Output every line exactly as written. Leave out pictures.

(Excerpts from a figure dataset)
>> BEGIN

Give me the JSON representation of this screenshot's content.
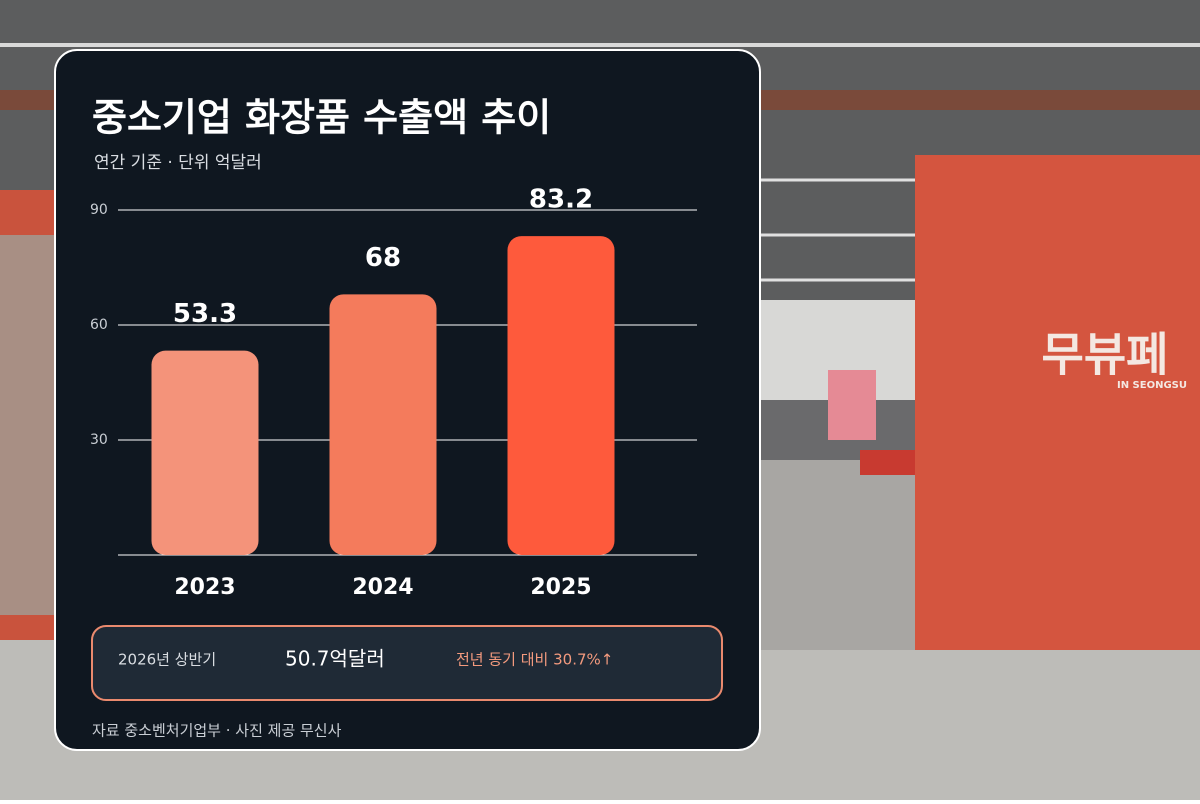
{
  "chart_data": {
    "type": "bar",
    "title": "중소기업 화장품 수출액 추이",
    "subtitle": "연간 기준 · 단위 억달러",
    "categories": [
      "2023",
      "2024",
      "2025"
    ],
    "values": [
      53.3,
      68,
      83.2
    ],
    "colors": [
      "#f4937a",
      "#f47b5c",
      "#fe5a3c"
    ],
    "ylim": [
      0,
      90
    ],
    "yticks": [
      30,
      60,
      90
    ],
    "grid": true,
    "note": {
      "period": "2026년 상반기",
      "amount": "50.7억달러",
      "change": "전년 동기 대비 30.7%↑"
    },
    "source": "자료 중소벤처기업부 · 사진 제공 무신사"
  },
  "background": {
    "sign": "무뷰페",
    "sign_sub": "IN SEONGSU"
  }
}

>> END

- _Answer to the task_
Give me the JSON representation of this screenshot's content.
{
  "chart_data": {
    "type": "bar",
    "title": "중소기업 화장품 수출액 추이",
    "subtitle": "연간 기준 · 단위 억달러",
    "categories": [
      "2023",
      "2024",
      "2025"
    ],
    "values": [
      53.3,
      68,
      83.2
    ],
    "colors": [
      "#f4937a",
      "#f47b5c",
      "#fe5a3c"
    ],
    "ylim": [
      0,
      90
    ],
    "yticks": [
      30,
      60,
      90
    ],
    "grid": true,
    "note": {
      "period": "2026년 상반기",
      "amount": "50.7억달러",
      "change": "전년 동기 대비 30.7%↑"
    },
    "source": "자료 중소벤처기업부 · 사진 제공 무신사"
  },
  "background": {
    "sign": "무뷰페",
    "sign_sub": "IN SEONGSU"
  }
}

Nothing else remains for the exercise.